I was reading this issue #1380 and got thinking… generally, most users would probably not want to include these things in their backup:
restic’s temporary files
the restic repository being backed up to
… and people would probably prefer to exclude those from a backup.
Does this sound right? If so, I’d be willing to look into patching restic to ignore these by default. Or perhaps some discussion about how to obtain these paths in the code of the restic backup command (cmd_backup.go).
(Of course, if these are excluded by default I’m not sure how to force-include them, except perhaps to explicitly list them in the args of the restic backup command.)
I think most users would not backup cache and temporary files… I don’t do it because I think it’s a waste of space for my use but if you want to restore your home directory exactly as it were then maybe you’ll need those files too. For example, I don’t really understand why some people are preoccupied to backup thumbnails but they do. The multiple times that I have to do a restore I just do it for the files that I really need. I backup all my home directory but when I perform a restore I usually ignore a lot of folders that I don’t really need. I prefer to do all the configurations again so I don’t have an overcharged system or a bloated home directory with folders that I don’t really need. Personally, I don’t know how good it would be to exclude some files by default but for data-hoarders it will not be a good idea. At the end, when it comes to backups I think it’s better to have some extra files in case you need them in the future.
Mhh I thought restic would already exclude its cache from the instance its currently running when, for example, you’re backing up ~.
Or did I miss something?
Just out of curiosity: what benefits would a user have when backing up restics cache? I might just not see the use case here.
Well, as I understand it, restic’s cache is only ignored if the CACHEDIR.TAG file is present (and it has a signature inside it, I believe). It’s not explicitly listed in the --exclude list you pass into backup.
But yeah, I agree with both of you: that backing up those three things is not necessary – that’s why I’d like to discuss having them excluded by default, or an easy way to exclude them. (Imagine backing up / – the root of the system – which obviously includes these things.)
Yes, it does. We should work towards this, in my opinion. The temporary files for the current backup process must never be saved (that leads to nothing sensible), on Linux it’s not an issue because the temp files are deleted right after creation, so they don’t appear in the file system at all. Also, the current repository should never be saved to itself. It’s the same with the cache directory for the current repository, but that is only one directory within ~/.cache/restic.
What I also like to change is moving all the different exclude functions from package cmd/restic to e.g. internal/exclude and adding more tests.
I think there’s a fundamental misunderstanding here. Those of us that happen to back up thumbnail files don’t do that because we sit and spend our time making sure these files are included. Instead, and on the contrary, we did not spend our time actively making sure to exclude these files, because our time is more valuable than that compared to how little space they will occupy in the backup repository.
This makes even more sense when you consider the fact that no matter how carefully you craft your excludes, you will always have files in your backups that you would want excluded if you were given the choice (there’s always files you don’t think of and that pop up before or after you crafted your excludes). So, in summary, we’re not preoccupied, we just have better things to spend our time on than excluding peanuts
Personally, the main reason I don’t write exclude rules for small files, even if they are many, is that as I said, there will always be files I missed. If I can’t do it properly, and it just costs a little more space but in the big picture hardly any compared to how much the rest of my backup data consumes, then why bother.
Same here. Just because you happen to have some excess backed up doesn’t mean you have to restore this excess.

- Dataset -
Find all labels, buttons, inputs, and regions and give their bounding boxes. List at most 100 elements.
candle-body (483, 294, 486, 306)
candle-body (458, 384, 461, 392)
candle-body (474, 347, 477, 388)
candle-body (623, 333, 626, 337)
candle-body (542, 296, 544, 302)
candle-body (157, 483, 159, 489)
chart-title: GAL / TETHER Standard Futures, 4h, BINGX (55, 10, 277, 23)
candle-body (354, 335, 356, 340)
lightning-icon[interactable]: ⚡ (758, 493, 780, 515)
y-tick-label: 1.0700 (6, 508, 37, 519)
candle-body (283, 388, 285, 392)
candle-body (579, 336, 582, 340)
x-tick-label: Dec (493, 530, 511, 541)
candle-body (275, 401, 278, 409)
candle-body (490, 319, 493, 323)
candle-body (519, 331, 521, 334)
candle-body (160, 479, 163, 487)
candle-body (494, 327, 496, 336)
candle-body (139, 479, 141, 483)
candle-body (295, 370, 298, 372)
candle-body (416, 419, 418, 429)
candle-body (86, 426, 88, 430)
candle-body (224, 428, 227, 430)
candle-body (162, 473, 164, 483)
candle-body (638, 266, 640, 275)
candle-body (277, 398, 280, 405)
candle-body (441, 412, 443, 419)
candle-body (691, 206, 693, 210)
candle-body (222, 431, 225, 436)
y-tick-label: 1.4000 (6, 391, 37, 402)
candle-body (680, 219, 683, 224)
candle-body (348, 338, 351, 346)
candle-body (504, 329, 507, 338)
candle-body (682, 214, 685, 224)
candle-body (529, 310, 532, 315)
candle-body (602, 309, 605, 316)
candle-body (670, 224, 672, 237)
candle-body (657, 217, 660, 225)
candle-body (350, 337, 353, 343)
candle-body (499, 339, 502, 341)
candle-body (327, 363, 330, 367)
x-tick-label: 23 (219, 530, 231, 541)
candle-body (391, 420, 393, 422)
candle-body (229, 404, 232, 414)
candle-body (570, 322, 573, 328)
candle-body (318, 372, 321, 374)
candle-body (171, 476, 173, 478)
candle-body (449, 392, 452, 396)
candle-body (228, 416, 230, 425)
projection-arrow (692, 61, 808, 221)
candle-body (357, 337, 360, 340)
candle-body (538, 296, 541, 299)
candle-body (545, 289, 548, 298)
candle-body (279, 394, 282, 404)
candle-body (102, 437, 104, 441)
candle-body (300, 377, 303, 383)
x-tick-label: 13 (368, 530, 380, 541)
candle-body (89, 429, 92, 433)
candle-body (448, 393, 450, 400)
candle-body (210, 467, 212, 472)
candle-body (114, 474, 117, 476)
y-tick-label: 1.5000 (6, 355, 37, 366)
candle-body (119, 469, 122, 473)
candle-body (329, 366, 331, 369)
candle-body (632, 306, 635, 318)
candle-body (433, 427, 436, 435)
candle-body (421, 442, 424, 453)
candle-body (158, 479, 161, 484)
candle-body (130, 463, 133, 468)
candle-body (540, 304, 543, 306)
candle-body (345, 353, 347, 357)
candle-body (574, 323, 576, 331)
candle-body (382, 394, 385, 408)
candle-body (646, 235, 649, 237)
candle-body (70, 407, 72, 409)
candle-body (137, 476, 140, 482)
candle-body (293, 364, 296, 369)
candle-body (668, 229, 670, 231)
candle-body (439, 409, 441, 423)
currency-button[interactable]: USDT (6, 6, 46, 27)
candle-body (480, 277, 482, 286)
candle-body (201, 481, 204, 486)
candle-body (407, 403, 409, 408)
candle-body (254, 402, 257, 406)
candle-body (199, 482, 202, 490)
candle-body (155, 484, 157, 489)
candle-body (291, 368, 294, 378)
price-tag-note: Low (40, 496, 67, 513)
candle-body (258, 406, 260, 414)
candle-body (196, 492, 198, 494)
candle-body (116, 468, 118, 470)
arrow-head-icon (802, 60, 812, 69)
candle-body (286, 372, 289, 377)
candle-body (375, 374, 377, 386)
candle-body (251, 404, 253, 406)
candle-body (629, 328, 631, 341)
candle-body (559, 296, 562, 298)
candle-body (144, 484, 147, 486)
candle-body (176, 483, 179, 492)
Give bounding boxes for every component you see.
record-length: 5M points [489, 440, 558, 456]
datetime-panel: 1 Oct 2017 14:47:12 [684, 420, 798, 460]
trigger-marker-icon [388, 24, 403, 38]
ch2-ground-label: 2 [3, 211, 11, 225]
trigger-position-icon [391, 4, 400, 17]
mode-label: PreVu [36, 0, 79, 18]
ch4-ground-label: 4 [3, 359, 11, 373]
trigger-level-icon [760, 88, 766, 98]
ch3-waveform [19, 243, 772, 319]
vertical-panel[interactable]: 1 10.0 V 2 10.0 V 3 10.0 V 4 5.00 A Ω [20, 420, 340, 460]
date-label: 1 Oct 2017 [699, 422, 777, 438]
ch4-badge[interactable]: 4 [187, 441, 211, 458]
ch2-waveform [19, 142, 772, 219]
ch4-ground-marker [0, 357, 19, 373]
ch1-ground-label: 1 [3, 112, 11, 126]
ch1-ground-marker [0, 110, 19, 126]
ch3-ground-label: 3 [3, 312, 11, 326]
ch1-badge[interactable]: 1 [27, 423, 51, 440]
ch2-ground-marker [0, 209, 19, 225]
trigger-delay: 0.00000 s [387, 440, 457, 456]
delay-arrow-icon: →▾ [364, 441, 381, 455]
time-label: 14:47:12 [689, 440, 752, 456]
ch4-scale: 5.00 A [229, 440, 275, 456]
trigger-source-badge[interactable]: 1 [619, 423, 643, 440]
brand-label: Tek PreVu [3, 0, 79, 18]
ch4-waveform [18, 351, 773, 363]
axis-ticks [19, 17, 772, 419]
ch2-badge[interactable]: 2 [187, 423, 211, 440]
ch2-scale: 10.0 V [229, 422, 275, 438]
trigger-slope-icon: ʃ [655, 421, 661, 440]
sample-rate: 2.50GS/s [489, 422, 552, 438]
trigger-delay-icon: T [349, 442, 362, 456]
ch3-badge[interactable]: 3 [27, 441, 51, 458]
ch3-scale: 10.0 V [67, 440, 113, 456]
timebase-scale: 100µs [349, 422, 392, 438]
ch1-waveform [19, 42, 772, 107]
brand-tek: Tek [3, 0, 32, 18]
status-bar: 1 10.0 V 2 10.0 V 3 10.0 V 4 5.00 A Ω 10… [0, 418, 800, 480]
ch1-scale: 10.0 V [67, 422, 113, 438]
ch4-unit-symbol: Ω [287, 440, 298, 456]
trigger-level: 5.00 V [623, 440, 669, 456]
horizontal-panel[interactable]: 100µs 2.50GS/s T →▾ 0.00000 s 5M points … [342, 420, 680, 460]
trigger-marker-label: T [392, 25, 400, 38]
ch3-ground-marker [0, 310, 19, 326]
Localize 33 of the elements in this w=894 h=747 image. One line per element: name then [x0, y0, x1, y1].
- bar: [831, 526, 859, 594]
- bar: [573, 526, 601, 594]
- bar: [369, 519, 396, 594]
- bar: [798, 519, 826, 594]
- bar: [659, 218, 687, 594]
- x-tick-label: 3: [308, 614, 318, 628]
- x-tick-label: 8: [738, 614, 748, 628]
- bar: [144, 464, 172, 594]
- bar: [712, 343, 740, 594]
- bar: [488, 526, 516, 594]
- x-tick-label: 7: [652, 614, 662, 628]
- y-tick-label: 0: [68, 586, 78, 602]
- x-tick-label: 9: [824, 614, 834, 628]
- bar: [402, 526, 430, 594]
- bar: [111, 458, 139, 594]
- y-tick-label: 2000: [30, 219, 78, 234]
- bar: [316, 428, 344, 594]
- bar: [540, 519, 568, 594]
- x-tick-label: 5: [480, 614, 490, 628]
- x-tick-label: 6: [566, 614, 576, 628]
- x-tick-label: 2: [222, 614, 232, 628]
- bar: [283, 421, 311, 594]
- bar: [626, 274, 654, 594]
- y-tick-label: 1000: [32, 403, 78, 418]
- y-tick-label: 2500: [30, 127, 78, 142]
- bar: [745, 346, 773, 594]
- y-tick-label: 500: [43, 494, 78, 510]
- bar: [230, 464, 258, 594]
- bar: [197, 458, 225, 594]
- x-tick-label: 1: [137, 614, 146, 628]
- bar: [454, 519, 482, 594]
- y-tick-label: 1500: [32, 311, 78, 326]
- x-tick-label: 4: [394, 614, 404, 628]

- Directions for this task -
Answer these questions about the restic discussion, using only what it states:
1. According to the discussion, when is restic's cache ignored during a backup?
2. Why are the temporary files for the current backup not an issue on Linux?
3. Into which package does one participant want to move the exclude functions from package cmd/restic?

- Completed exercise -
1. Only when the CACHEDIR.TAG file is present, which is believed to have a signature inside it.
2. They are deleted right after creation, so they never appear in the file system.
3. A package such as internal/exclude.